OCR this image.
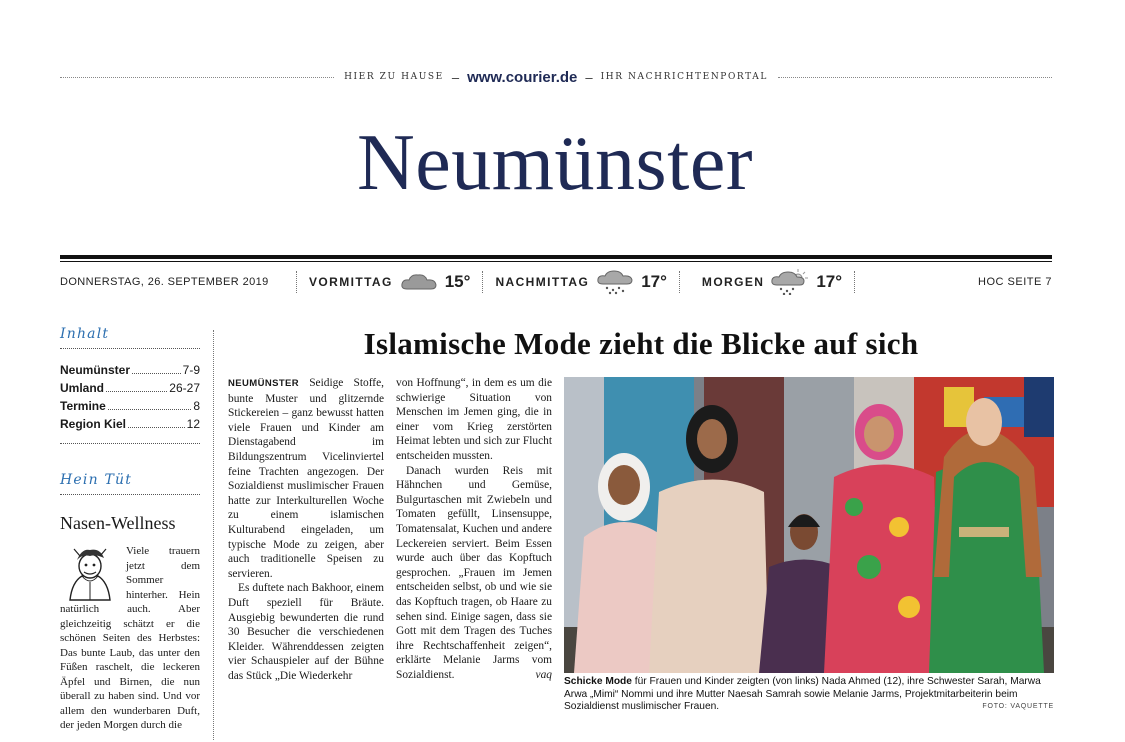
HIER ZU HAUSE – www.courier.de – IHR NACHRICHTENPORTAL
Neumünster
DONNERSTAG, 26. SEPTEMBER 2019	VORMITTAG	15° NACHMITTAG	17°	MORGEN	17°	HOC SEITE 7
Inhalt
Neumünster	7-9
Umland	26-27
Termine	8
Region Kiel	12
Hein Tüt
Nasen-Wellness
Viele trauern jetzt dem Sommer hinterher. Hein natürlich auch. Aber gleichzeitig schätzt er die schönen Seiten des Herbstes: Das bunte Laub, das unter den Füßen raschelt, die leckeren Äpfel und Birnen, die nun überall zu haben sind. Und vor allem den wunderbaren Duft, der jeden Morgen durch die
Islamische Mode zieht die Blicke auf sich

NEUMÜNSTER Seidige Stoffe, bunte Muster und glitzernde Stickereien – ganz bewusst hatten viele Frauen und Kinder am Dienstagabend im Bildungszentrum Vicelinviertel feine Trachten angezogen. Der Sozialdienst muslimischer Frauen hatte zur Interkulturellen Woche zu einem islamischen Kulturabend eingeladen, um typische Mode zu zeigen, aber auch traditionelle Speisen zu servieren.

Es duftete nach Bakhoor, einem Duft speziell für Bräute. Ausgiebig bewunderten die rund 30 Besucher die verschiedenen Kleider. Währenddessen zeigten vier Schauspieler auf der Bühne das Stück „Die Wiederkehr

von Hoffnung“, in dem es um die schwierige Situation von Menschen im Jemen ging, die in einer vom Krieg zerstörten Heimat lebten und sich zur Flucht entscheiden mussten.

Danach wurden Reis mit Hähnchen und Gemüse, Bulgurtaschen mit Zwiebeln und Tomaten gefüllt, Linsensuppe, Tomatensalat, Kuchen und andere Leckereien serviert. Beim Essen wurde auch über das Kopftuch gesprochen. „Frauen im Jemen entscheiden selbst, ob und wie sie das Kopftuch tragen, ob Haare zu sehen sind. Einige sagen, dass sie Gott mit dem Tragen des Tuches ihre Rechtschaffenheit zeigen“, erklärte Melanie Jarms vom Sozialdienst.	vaq
Schicke Mode für Frauen und Kinder zeigten (von links) Nada Ahmed (12), ihre Schwester Sarah, Marwa Arwa „Mimi“ Nommi und ihre Mutter Naesah Samrah sowie Melanie Jarms, Projektmitarbeiterin beim Sozialdienst muslimischer Frauen.	FOTO: VAQUETTE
----
* _Problem details_: Transcribe every entry word for word, but skip the pictures.

* _Result of this exercise_:
OCR this image.
HIER ZU HAUSE – www.courier.de – IHR NACHRICHTENPORTAL
Neumünster
DONNERSTAG, 26. SEPTEMBER 2019	VORMITTAG	15° NACHMITTAG	17°	MORGEN	17°	HOC SEITE 7
Inhalt
Neumünster	7-9
Umland	26-27
Termine	8
Region Kiel	12
Hein Tüt
Nasen-Wellness
Viele trauern jetzt dem Sommer hinterher. Hein natürlich auch. Aber gleichzeitig schätzt er die schönen Seiten des Herbstes: Das bunte Laub, das unter den Füßen raschelt, die leckeren Äpfel und Birnen, die nun überall zu haben sind. Und vor allem den wunderbaren Duft, der jeden Morgen durch die
Islamische Mode zieht die Blicke auf sich

NEUMÜNSTER Seidige Stoffe, bunte Muster und glitzernde Stickereien – ganz bewusst hatten viele Frauen und Kinder am Dienstagabend im Bildungszentrum Vicelinviertel feine Trachten angezogen. Der Sozialdienst muslimischer Frauen hatte zur Interkulturellen Woche zu einem islamischen Kulturabend eingeladen, um typische Mode zu zeigen, aber auch traditionelle Speisen zu servieren.

Es duftete nach Bakhoor, einem Duft speziell für Bräute. Ausgiebig bewunderten die rund 30 Besucher die verschiedenen Kleider. Währenddessen zeigten vier Schauspieler auf der Bühne das Stück „Die Wiederkehr

von Hoffnung“, in dem es um die schwierige Situation von Menschen im Jemen ging, die in einer vom Krieg zerstörten Heimat lebten und sich zur Flucht entscheiden mussten.

Danach wurden Reis mit Hähnchen und Gemüse, Bulgurtaschen mit Zwiebeln und Tomaten gefüllt, Linsensuppe, Tomatensalat, Kuchen und andere Leckereien serviert. Beim Essen wurde auch über das Kopftuch gesprochen. „Frauen im Jemen entscheiden selbst, ob und wie sie das Kopftuch tragen, ob Haare zu sehen sind. Einige sagen, dass sie Gott mit dem Tragen des Tuches ihre Rechtschaffenheit zeigen“, erklärte Melanie Jarms vom Sozialdienst.	vaq
Schicke Mode für Frauen und Kinder zeigten (von links) Nada Ahmed (12), ihre Schwester Sarah, Marwa Arwa „Mimi“ Nommi und ihre Mutter Naesah Samrah sowie Melanie Jarms, Projektmitarbeiterin beim Sozialdienst muslimischer Frauen.	FOTO: VAQUETTE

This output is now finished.